[WHAT YOU NEED TO DO] Could you write out every entry exactly as it stands?

[EXERCISE DATA]
· · ·

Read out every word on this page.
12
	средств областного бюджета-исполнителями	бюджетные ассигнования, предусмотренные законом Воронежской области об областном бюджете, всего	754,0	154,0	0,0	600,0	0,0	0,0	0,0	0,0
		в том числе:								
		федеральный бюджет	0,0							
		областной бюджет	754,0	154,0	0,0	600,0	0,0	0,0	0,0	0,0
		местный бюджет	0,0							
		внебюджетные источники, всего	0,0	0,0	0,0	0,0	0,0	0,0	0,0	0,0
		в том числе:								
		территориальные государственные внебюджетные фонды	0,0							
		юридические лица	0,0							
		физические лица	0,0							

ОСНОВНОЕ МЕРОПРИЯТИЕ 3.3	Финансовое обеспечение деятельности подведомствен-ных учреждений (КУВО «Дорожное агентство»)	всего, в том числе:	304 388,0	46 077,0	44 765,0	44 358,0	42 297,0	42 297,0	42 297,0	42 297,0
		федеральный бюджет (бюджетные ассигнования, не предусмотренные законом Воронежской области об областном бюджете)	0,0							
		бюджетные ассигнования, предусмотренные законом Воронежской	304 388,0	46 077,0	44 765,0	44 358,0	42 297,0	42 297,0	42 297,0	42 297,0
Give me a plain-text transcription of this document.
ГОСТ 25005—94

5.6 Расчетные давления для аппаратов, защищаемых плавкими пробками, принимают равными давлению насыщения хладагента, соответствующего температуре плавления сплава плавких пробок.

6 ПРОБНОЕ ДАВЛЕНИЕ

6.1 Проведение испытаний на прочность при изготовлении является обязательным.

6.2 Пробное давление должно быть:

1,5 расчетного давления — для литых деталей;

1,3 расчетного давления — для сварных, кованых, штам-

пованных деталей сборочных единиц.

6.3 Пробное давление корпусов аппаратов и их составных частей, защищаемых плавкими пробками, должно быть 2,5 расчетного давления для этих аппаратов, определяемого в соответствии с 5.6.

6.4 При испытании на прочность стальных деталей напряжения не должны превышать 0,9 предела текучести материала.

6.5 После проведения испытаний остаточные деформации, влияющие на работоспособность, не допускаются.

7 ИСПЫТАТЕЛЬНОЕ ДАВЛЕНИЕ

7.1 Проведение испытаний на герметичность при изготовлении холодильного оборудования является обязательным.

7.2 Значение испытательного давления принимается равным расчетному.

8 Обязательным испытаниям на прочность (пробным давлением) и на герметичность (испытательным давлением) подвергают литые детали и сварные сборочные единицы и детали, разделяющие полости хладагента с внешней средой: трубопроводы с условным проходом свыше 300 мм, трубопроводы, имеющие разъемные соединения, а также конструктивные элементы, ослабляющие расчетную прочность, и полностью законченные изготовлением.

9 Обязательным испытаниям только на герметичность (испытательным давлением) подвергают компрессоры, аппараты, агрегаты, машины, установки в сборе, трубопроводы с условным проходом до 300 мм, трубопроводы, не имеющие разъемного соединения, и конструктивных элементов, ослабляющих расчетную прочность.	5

· · ·

[RESPONSE]
Read out every word on this page.
12
	средств областного бюджета-исполнителями	бюджетные ассигнования, предусмотренные законом Воронежской области об областном бюджете, всего	754,0	154,0	0,0	600,0	0,0	0,0	0,0	0,0
		в том числе:								
		федеральный бюджет	0,0							
		областной бюджет	754,0	154,0	0,0	600,0	0,0	0,0	0,0	0,0
		местный бюджет	0,0							
		внебюджетные источники, всего	0,0	0,0	0,0	0,0	0,0	0,0	0,0	0,0
		в том числе:								
		территориальные государственные внебюджетные фонды	0,0							
		юридические лица	0,0							
		физические лица	0,0							

ОСНОВНОЕ МЕРОПРИЯТИЕ 3.3	Финансовое обеспечение деятельности подведомствен-ных учреждений (КУВО «Дорожное агентство»)	всего, в том числе:	304 388,0	46 077,0	44 765,0	44 358,0	42 297,0	42 297,0	42 297,0	42 297,0
		федеральный бюджет (бюджетные ассигнования, не предусмотренные законом Воронежской области об областном бюджете)	0,0							
		бюджетные ассигнования, предусмотренные законом Воронежской	304 388,0	46 077,0	44 765,0	44 358,0	42 297,0	42 297,0	42 297,0	42 297,0
Give me a plain-text transcription of this document.
ГОСТ 25005—94

5.6 Расчетные давления для аппаратов, защищаемых плавкими пробками, принимают равными давлению насыщения хладагента, соответствующего температуре плавления сплава плавких пробок.

6 ПРОБНОЕ ДАВЛЕНИЕ

6.1 Проведение испытаний на прочность при изготовлении является обязательным.

6.2 Пробное давление должно быть:

1,5 расчетного давления — для литых деталей;

1,3 расчетного давления — для сварных, кованых, штам-

пованных деталей сборочных единиц.

6.3 Пробное давление корпусов аппаратов и их составных частей, защищаемых плавкими пробками, должно быть 2,5 расчетного давления для этих аппаратов, определяемого в соответствии с 5.6.

6.4 При испытании на прочность стальных деталей напряжения не должны превышать 0,9 предела текучести материала.

6.5 После проведения испытаний остаточные деформации, влияющие на работоспособность, не допускаются.

7 ИСПЫТАТЕЛЬНОЕ ДАВЛЕНИЕ

7.1 Проведение испытаний на герметичность при изготовлении холодильного оборудования является обязательным.

7.2 Значение испытательного давления принимается равным расчетному.

8 Обязательным испытаниям на прочность (пробным давлением) и на герметичность (испытательным давлением) подвергают литые детали и сварные сборочные единицы и детали, разделяющие полости хладагента с внешней средой: трубопроводы с условным проходом свыше 300 мм, трубопроводы, имеющие разъемные соединения, а также конструктивные элементы, ослабляющие расчетную прочность, и полностью законченные изготовлением.

9 Обязательным испытаниям только на герметичность (испытательным давлением) подвергают компрессоры, аппараты, агрегаты, машины, установки в сборе, трубопроводы с условным проходом до 300 мм, трубопроводы, не имеющие разъемного соединения, и конструктивных элементов, ослабляющих расчетную прочность.	5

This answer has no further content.